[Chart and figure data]
───

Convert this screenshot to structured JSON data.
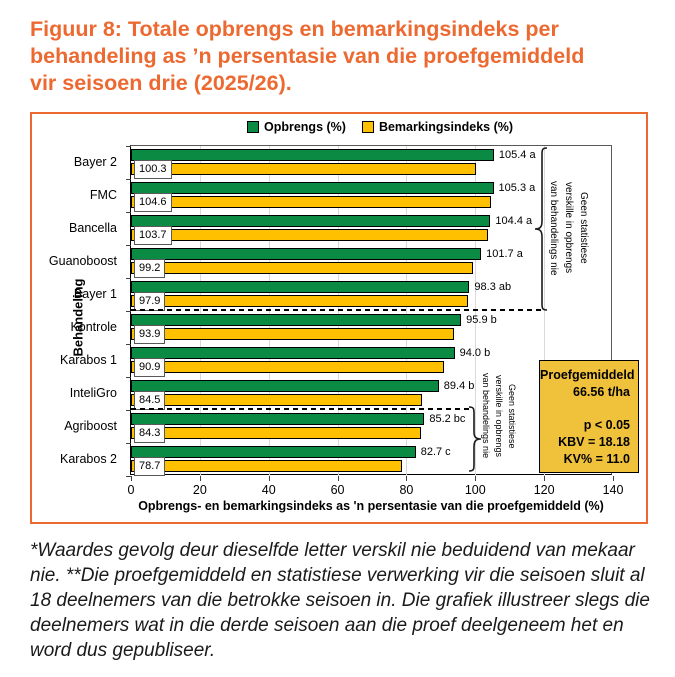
{
  "accent_color": "#EC6A31",
  "title_lines": [
    "Figuur 8: Totale opbrengs en bemarkingsindeks per",
    "behandeling as ’n persentasie van die proefgemiddeld",
    "vir seisoen drie (2025/26)."
  ],
  "chart_data": {
    "type": "bar",
    "orientation": "horizontal",
    "xlabel": "Opbrengs- en bemarkingsindeks as 'n persentasie van die proefgemiddeld (%)",
    "ylabel": "Behandeling",
    "xlim": [
      0,
      140
    ],
    "xticks": [
      0,
      20,
      40,
      60,
      80,
      100,
      120,
      140
    ],
    "grid": "vertical",
    "legend_position": "top-center",
    "categories": [
      "Bayer 2",
      "FMC",
      "Bancella",
      "Guanoboost",
      "Bayer 1",
      "Kontrole",
      "Karabos 1",
      "InteliGro",
      "Agriboost",
      "Karabos 2"
    ],
    "series": [
      {
        "name": "Opbrengs (%)",
        "color": "#0B8A43",
        "values": [
          105.4,
          105.3,
          104.4,
          101.7,
          98.3,
          95.9,
          94.0,
          89.4,
          85.2,
          82.7
        ],
        "bar_labels": [
          "105.4 a",
          "105.3 a",
          "104.4 a",
          "101.7 a",
          "98.3 ab",
          "95.9 b",
          "94.0 b",
          "89.4 b",
          "85.2 bc",
          "82.7 c"
        ]
      },
      {
        "name": "Bemarkingsindeks (%)",
        "color": "#FFC000",
        "values": [
          100.3,
          104.6,
          103.7,
          99.2,
          97.9,
          93.9,
          90.9,
          84.5,
          84.3,
          78.7
        ],
        "bar_labels": [
          "100.3",
          "104.6",
          "103.7",
          "99.2",
          "97.9",
          "93.9",
          "90.9",
          "84.5",
          "84.3",
          "78.7"
        ]
      }
    ],
    "group_separators_after_category_index": [
      4,
      7
    ],
    "group_annotations": [
      {
        "rows_spanned": [
          0,
          4
        ],
        "text_lines": [
          "Geen statistiese",
          "verskille in opbrengs",
          "van behandelings nie"
        ]
      },
      {
        "rows_spanned": [
          8,
          9
        ],
        "text_lines": [
          "Geen statistiese",
          "verskille in opbrengs",
          "van behandelings nie"
        ]
      }
    ],
    "stats_box": {
      "fill": "#F0C23C",
      "title": "Proefgemiddeld",
      "value": "66.56 t/ha",
      "lines": [
        "p < 0.05",
        "KBV = 18.18",
        "KV% = 11.0"
      ]
    }
  },
  "footnote": "*Waardes gevolg deur dieselfde letter verskil nie beduidend van mekaar nie. **Die proefgemiddeld en statistiese verwerking vir die seisoen sluit al 18 deelnemers van die betrokke seisoen in. Die grafiek illustreer slegs die deelnemers wat in die derde seisoen aan die proef deelgeneem het en word dus gepubliseer."
}
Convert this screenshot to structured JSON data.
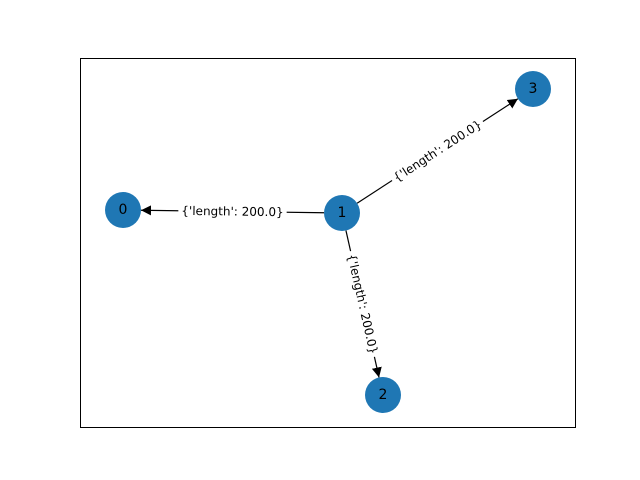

───

- **Exercise directions**: Reproduce the data word for word, excluding its pictures.

- **Final result**:
Convert this screenshot to structured JSON data.
{
  "accent_color": "#EC6A31",
  "title_lines": [
    "Figuur 8: Totale opbrengs en bemarkingsindeks per",
    "behandeling as ’n persentasie van die proefgemiddeld",
    "vir seisoen drie (2025/26)."
  ],
  "chart_data": {
    "type": "bar",
    "orientation": "horizontal",
    "xlabel": "Opbrengs- en bemarkingsindeks as 'n persentasie van die proefgemiddeld (%)",
    "ylabel": "Behandeling",
    "xlim": [
      0,
      140
    ],
    "xticks": [
      0,
      20,
      40,
      60,
      80,
      100,
      120,
      140
    ],
    "grid": "vertical",
    "legend_position": "top-center",
    "categories": [
      "Bayer 2",
      "FMC",
      "Bancella",
      "Guanoboost",
      "Bayer 1",
      "Kontrole",
      "Karabos 1",
      "InteliGro",
      "Agriboost",
      "Karabos 2"
    ],
    "series": [
      {
        "name": "Opbrengs (%)",
        "color": "#0B8A43",
        "values": [
          105.4,
          105.3,
          104.4,
          101.7,
          98.3,
          95.9,
          94.0,
          89.4,
          85.2,
          82.7
        ],
        "bar_labels": [
          "105.4 a",
          "105.3 a",
          "104.4 a",
          "101.7 a",
          "98.3 ab",
          "95.9 b",
          "94.0 b",
          "89.4 b",
          "85.2 bc",
          "82.7 c"
        ]
      },
      {
        "name": "Bemarkingsindeks (%)",
        "color": "#FFC000",
        "values": [
          100.3,
          104.6,
          103.7,
          99.2,
          97.9,
          93.9,
          90.9,
          84.5,
          84.3,
          78.7
        ],
        "bar_labels": [
          "100.3",
          "104.6",
          "103.7",
          "99.2",
          "97.9",
          "93.9",
          "90.9",
          "84.5",
          "84.3",
          "78.7"
        ]
      }
    ],
    "group_separators_after_category_index": [
      4,
      7
    ],
    "group_annotations": [
      {
        "rows_spanned": [
          0,
          4
        ],
        "text_lines": [
          "Geen statistiese",
          "verskille in opbrengs",
          "van behandelings nie"
        ]
      },
      {
        "rows_spanned": [
          8,
          9
        ],
        "text_lines": [
          "Geen statistiese",
          "verskille in opbrengs",
          "van behandelings nie"
        ]
      }
    ],
    "stats_box": {
      "fill": "#F0C23C",
      "title": "Proefgemiddeld",
      "value": "66.56 t/ha",
      "lines": [
        "p < 0.05",
        "KBV = 18.18",
        "KV% = 11.0"
      ]
    }
  },
  "footnote": "*Waardes gevolg deur dieselfde letter verskil nie beduidend van mekaar nie. **Die proefgemiddeld en statistiese verwerking vir die seisoen sluit al 18 deelnemers van die betrokke seisoen in. Die grafiek illustreer slegs die deelnemers wat in die derde seisoen aan die proef deelgeneem het en word dus gepubliseer."
}
Convert this screenshot to structured JSON data.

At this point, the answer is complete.